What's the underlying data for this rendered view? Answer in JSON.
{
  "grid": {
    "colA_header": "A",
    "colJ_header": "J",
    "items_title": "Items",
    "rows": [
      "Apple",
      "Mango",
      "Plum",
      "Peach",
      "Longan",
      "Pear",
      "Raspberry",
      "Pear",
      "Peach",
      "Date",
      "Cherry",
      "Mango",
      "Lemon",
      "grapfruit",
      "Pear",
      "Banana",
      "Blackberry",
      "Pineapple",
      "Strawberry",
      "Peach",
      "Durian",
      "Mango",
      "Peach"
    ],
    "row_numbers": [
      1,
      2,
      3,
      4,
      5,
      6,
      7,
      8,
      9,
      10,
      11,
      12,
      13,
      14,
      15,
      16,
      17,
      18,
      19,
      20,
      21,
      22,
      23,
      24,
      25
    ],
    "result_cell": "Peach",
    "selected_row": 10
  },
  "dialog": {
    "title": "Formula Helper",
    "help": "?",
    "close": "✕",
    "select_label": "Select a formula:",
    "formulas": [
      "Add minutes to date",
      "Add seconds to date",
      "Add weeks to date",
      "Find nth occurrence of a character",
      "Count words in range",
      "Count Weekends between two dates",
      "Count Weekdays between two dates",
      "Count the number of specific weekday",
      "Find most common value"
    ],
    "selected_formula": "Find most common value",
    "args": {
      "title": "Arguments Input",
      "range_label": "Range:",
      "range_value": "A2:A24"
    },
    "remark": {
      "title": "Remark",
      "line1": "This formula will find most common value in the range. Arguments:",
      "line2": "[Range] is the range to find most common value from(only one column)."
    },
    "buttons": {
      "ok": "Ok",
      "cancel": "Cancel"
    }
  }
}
---
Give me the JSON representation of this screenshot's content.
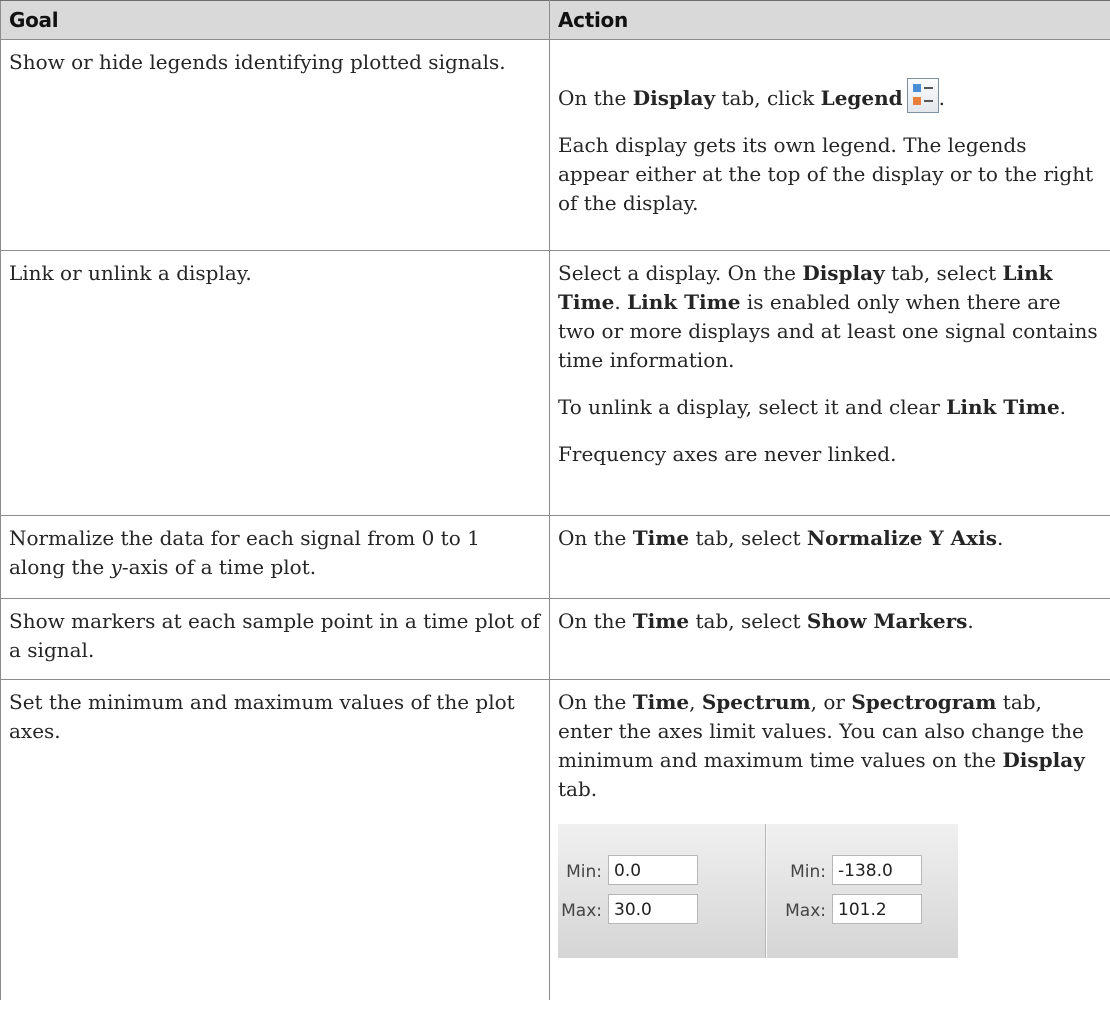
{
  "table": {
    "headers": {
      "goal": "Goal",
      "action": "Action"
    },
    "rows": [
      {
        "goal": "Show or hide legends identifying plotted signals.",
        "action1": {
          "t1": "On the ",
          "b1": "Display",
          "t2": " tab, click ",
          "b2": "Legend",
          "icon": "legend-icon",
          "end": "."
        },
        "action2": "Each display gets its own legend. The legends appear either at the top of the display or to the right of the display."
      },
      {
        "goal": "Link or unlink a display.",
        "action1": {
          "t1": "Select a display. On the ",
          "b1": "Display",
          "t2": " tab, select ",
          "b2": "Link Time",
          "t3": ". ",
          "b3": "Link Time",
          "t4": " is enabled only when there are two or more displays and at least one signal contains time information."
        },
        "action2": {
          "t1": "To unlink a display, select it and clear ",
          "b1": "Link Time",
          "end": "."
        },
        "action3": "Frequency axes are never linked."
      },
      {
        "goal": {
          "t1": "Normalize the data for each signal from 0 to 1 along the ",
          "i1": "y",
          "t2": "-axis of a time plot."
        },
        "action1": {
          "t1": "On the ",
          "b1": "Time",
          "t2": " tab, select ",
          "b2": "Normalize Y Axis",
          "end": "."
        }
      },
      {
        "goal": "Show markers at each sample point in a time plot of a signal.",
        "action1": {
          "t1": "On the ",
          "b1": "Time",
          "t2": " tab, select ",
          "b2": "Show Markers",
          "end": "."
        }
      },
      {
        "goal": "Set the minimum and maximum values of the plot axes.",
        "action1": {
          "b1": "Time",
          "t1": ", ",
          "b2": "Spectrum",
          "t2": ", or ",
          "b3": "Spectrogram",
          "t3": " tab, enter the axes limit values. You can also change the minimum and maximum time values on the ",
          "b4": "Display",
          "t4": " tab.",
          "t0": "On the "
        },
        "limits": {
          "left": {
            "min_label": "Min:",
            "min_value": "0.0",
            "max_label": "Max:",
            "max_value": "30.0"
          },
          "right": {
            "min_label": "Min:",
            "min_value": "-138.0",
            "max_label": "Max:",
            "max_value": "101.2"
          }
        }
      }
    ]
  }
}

§ Given instruction:
Go through the entries above and pull out each line with "Normalize" in it.

§ Output below:
          "t1": "Normalize the data for each signal from 0 to 1 along the ",
          "b2": "Normalize Y Axis",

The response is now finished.